++++ Input data

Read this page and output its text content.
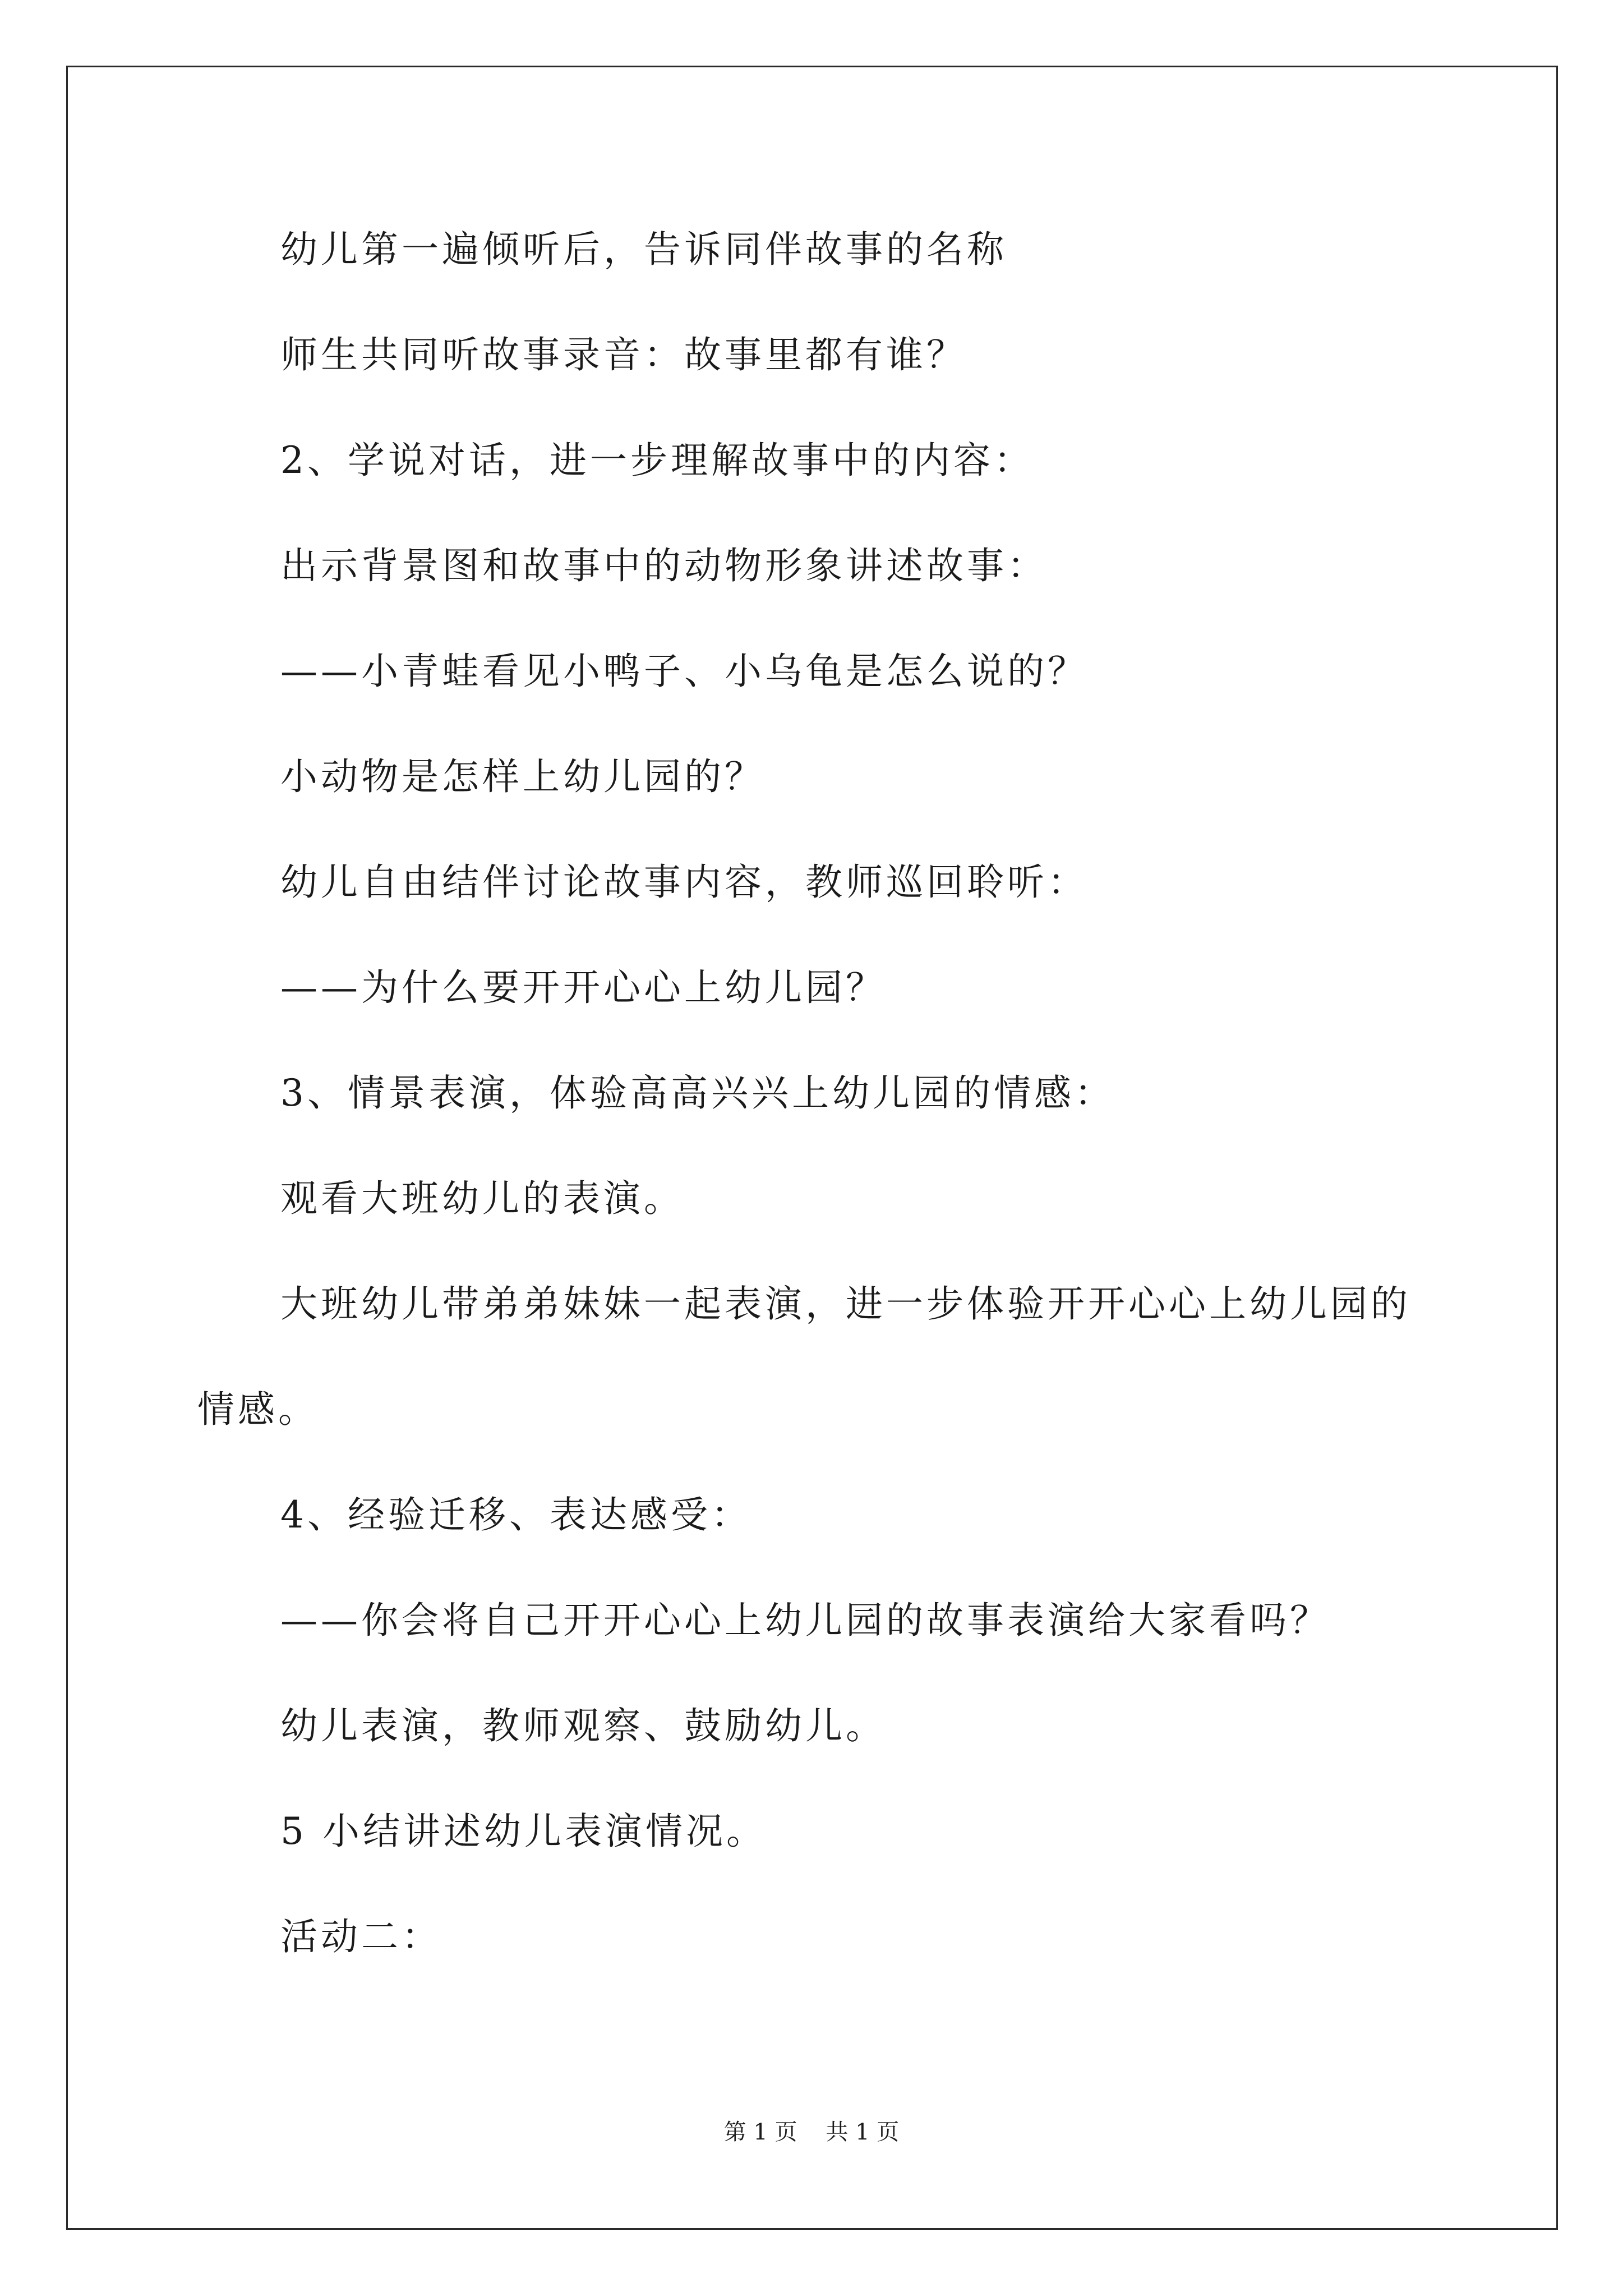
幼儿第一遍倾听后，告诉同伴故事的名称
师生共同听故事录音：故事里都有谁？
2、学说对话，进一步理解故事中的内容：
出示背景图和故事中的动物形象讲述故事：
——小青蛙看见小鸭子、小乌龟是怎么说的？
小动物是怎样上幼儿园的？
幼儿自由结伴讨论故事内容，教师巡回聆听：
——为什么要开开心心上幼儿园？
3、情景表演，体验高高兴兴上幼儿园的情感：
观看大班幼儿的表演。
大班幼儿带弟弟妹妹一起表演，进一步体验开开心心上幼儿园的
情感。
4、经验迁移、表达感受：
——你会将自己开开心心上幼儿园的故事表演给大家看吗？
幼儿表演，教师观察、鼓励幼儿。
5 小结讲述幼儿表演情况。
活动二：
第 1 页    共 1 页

++++++++

### Directive
Reproduce every line exactly and omit all pictures.

### Task result
Read this page and output its text content.
幼儿第一遍倾听后，告诉同伴故事的名称
师生共同听故事录音：故事里都有谁？
2、学说对话，进一步理解故事中的内容：
出示背景图和故事中的动物形象讲述故事：
——小青蛙看见小鸭子、小乌龟是怎么说的？
小动物是怎样上幼儿园的？
幼儿自由结伴讨论故事内容，教师巡回聆听：
——为什么要开开心心上幼儿园？
3、情景表演，体验高高兴兴上幼儿园的情感：
观看大班幼儿的表演。
大班幼儿带弟弟妹妹一起表演，进一步体验开开心心上幼儿园的
情感。
4、经验迁移、表达感受：
——你会将自己开开心心上幼儿园的故事表演给大家看吗？
幼儿表演，教师观察、鼓励幼儿。
5 小结讲述幼儿表演情况。
活动二：
第 1 页    共 1 页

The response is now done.